** BEGIN Entries **

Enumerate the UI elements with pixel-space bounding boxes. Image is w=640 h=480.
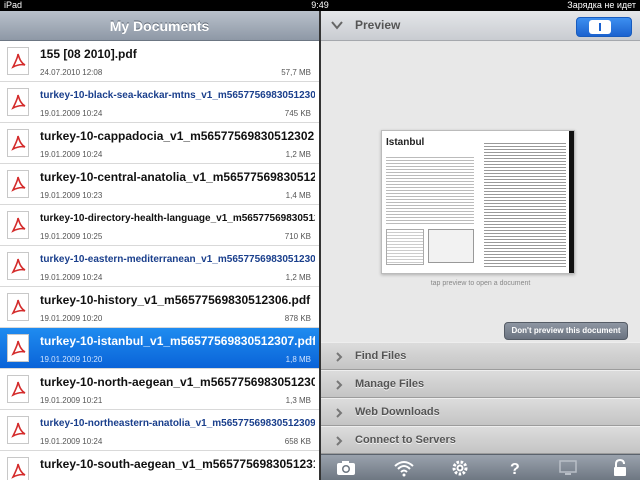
- help-icon[interactable]: ?: [503, 458, 525, 478]
- chevron-down-icon: [331, 21, 343, 30]
- bottom-toolbar: ?: [321, 454, 640, 480]
- menu-label: Find Files: [355, 350, 407, 362]
- file-date: 24.07.2010 12:08: [40, 68, 103, 77]
- actions-menu: Find Files Manage Files Web Downloads Co…: [321, 342, 640, 454]
- file-row[interactable]: turkey-10-south-aegean_v1_m5657756983051…: [0, 451, 319, 480]
- screen: iPad 9:49 Зарядка не идет My Documents 1…: [0, 0, 640, 480]
- file-size: 1,2 MB: [285, 273, 311, 282]
- file-date: 19.01.2009 10:24: [40, 109, 103, 118]
- file-name: turkey-10-north-aegean_v1_m5657756983051…: [40, 375, 315, 389]
- file-date: 19.01.2009 10:21: [40, 396, 103, 405]
- file-size: 878 KB: [284, 314, 311, 323]
- file-name: turkey-10-istanbul_v1_m56577569830512307…: [40, 334, 315, 348]
- menu-connect-to-servers[interactable]: Connect to Servers: [321, 426, 640, 454]
- preview-map-image: [428, 229, 474, 263]
- file-size: 57,7 MB: [281, 68, 311, 77]
- chevron-right-icon: [336, 436, 343, 446]
- file-date: 19.01.2009 10:24: [40, 150, 103, 159]
- menu-manage-files[interactable]: Manage Files: [321, 370, 640, 398]
- preview-page-edge: [569, 131, 574, 273]
- file-name: turkey-10-directory-health-language_v1_m…: [40, 213, 315, 224]
- file-name: turkey-10-history_v1_m56577569830512306.…: [40, 293, 311, 307]
- file-name: turkey-10-south-aegean_v1_m5657756983051…: [40, 457, 315, 471]
- preview-area: Istanbul tap preview to open a document …: [321, 42, 640, 351]
- toggle-knob: [589, 20, 611, 34]
- pdf-icon: [7, 211, 29, 239]
- file-size: 658 KB: [284, 437, 311, 446]
- file-date: 19.01.2009 10:23: [40, 191, 103, 200]
- documents-panel: My Documents 155 [08 2010].pdf 24.07.201…: [0, 11, 319, 480]
- dont-preview-button[interactable]: Don't preview this document: [504, 322, 628, 340]
- preview-panel: Preview Istanbul tap preview to open a d…: [321, 11, 640, 480]
- file-date: 19.01.2009 10:25: [40, 232, 103, 241]
- file-row[interactable]: turkey-10-directory-health-language_v1_m…: [0, 205, 319, 246]
- file-row[interactable]: turkey-10-cappadocia_v1_m565775698305123…: [0, 123, 319, 164]
- file-row[interactable]: turkey-10-eastern-mediterranean_v1_m5657…: [0, 246, 319, 287]
- documents-title: My Documents: [0, 11, 319, 41]
- wifi-icon[interactable]: [393, 458, 415, 478]
- preview-toggle[interactable]: [576, 17, 632, 37]
- file-row[interactable]: turkey-10-black-sea-kackar-mtns_v1_m5657…: [0, 82, 319, 123]
- file-name: turkey-10-cappadocia_v1_m565775698305123…: [40, 129, 315, 143]
- menu-label: Manage Files: [355, 378, 425, 390]
- file-size: 745 KB: [284, 109, 311, 118]
- status-bar: iPad 9:49 Зарядка не идет: [0, 0, 640, 11]
- menu-find-files[interactable]: Find Files: [321, 342, 640, 370]
- menu-web-downloads[interactable]: Web Downloads: [321, 398, 640, 426]
- preview-title: Preview: [355, 18, 401, 32]
- gear-icon[interactable]: [449, 458, 471, 478]
- menu-label: Connect to Servers: [355, 434, 456, 446]
- preview-doc-heading: Istanbul: [386, 137, 425, 148]
- battery-status: Зарядка не идет: [567, 0, 636, 10]
- monitor-icon[interactable]: [557, 458, 579, 478]
- file-name: turkey-10-central-anatolia_v1_m565775698…: [40, 170, 315, 184]
- file-row[interactable]: turkey-10-history_v1_m56577569830512306.…: [0, 287, 319, 328]
- preview-sidebar-box: [386, 229, 424, 265]
- file-name: turkey-10-eastern-mediterranean_v1_m5657…: [40, 254, 315, 265]
- file-size: 1,4 MB: [285, 191, 311, 200]
- pdf-icon: [7, 375, 29, 403]
- preview-text-block: [386, 155, 474, 225]
- document-preview-thumbnail[interactable]: Istanbul: [381, 130, 575, 274]
- chevron-right-icon: [336, 408, 343, 418]
- file-row[interactable]: 155 [08 2010].pdf 24.07.2010 12:08 57,7 …: [0, 41, 319, 82]
- pdf-icon: [7, 293, 29, 321]
- chevron-right-icon: [336, 380, 343, 390]
- menu-label: Web Downloads: [355, 406, 440, 418]
- pdf-icon: [7, 416, 29, 444]
- file-row-selected[interactable]: turkey-10-istanbul_v1_m56577569830512307…: [0, 328, 319, 369]
- file-size: 710 KB: [284, 232, 311, 241]
- pdf-icon: [7, 129, 29, 157]
- help-glyph: ?: [510, 461, 520, 478]
- file-date: 19.01.2009 10:24: [40, 273, 103, 282]
- file-row[interactable]: turkey-10-northeastern-anatolia_v1_m5657…: [0, 410, 319, 451]
- preview-text-column: [484, 141, 566, 267]
- file-name: turkey-10-northeastern-anatolia_v1_m5657…: [40, 418, 315, 429]
- preview-header[interactable]: Preview: [321, 11, 640, 41]
- file-size: 1,3 MB: [285, 396, 311, 405]
- file-name: 155 [08 2010].pdf: [40, 47, 137, 61]
- clock: 9:49: [311, 0, 329, 10]
- file-date: 19.01.2009 10:24: [40, 437, 103, 446]
- file-date: 19.01.2009 10:20: [40, 314, 103, 323]
- chevron-right-icon: [336, 352, 343, 362]
- file-date: 19.01.2009 10:20: [40, 355, 103, 364]
- pdf-icon: [7, 334, 29, 362]
- file-row[interactable]: turkey-10-central-anatolia_v1_m565775698…: [0, 164, 319, 205]
- lock-icon[interactable]: [609, 458, 631, 478]
- camera-icon[interactable]: [335, 458, 357, 478]
- file-size: 1,2 MB: [285, 150, 311, 159]
- pdf-icon: [7, 252, 29, 280]
- file-list: 155 [08 2010].pdf 24.07.2010 12:08 57,7 …: [0, 41, 319, 480]
- pdf-icon: [7, 47, 29, 75]
- file-size: 1,8 MB: [285, 355, 311, 364]
- tap-hint: tap preview to open a document: [430, 280, 531, 287]
- pdf-icon: [7, 170, 29, 198]
- pdf-icon: [7, 88, 29, 116]
- file-name: turkey-10-black-sea-kackar-mtns_v1_m5657…: [40, 90, 315, 101]
- file-row[interactable]: turkey-10-north-aegean_v1_m5657756983051…: [0, 369, 319, 410]
- pdf-icon: [7, 457, 29, 480]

** END Entries **

▶ **Task directions**: Return the stretch of the data from the line containing "- help-icon[interactable]: ?: [503, 458, 525, 478]" through the line containing "334, 315, 348]", reproducing each line unchanged.

▶ **Task response**:
- help-icon[interactable]: ?: [503, 458, 525, 478]
- chevron-down-icon: [331, 21, 343, 30]
- bottom-toolbar: ?: [321, 454, 640, 480]
- menu-label: Find Files: [355, 350, 407, 362]
- file-date: 24.07.2010 12:08: [40, 68, 103, 77]
- actions-menu: Find Files Manage Files Web Downloads Co…: [321, 342, 640, 454]
- file-row[interactable]: turkey-10-south-aegean_v1_m5657756983051…: [0, 451, 319, 480]
- screen: iPad 9:49 Зарядка не идет My Documents 1…: [0, 0, 640, 480]
- file-size: 1,2 MB: [285, 273, 311, 282]
- file-date: 19.01.2009 10:24: [40, 109, 103, 118]
- file-name: turkey-10-north-aegean_v1_m5657756983051…: [40, 375, 315, 389]
- file-date: 19.01.2009 10:21: [40, 396, 103, 405]
- file-size: 878 KB: [284, 314, 311, 323]
- file-name: turkey-10-istanbul_v1_m56577569830512307…: [40, 334, 315, 348]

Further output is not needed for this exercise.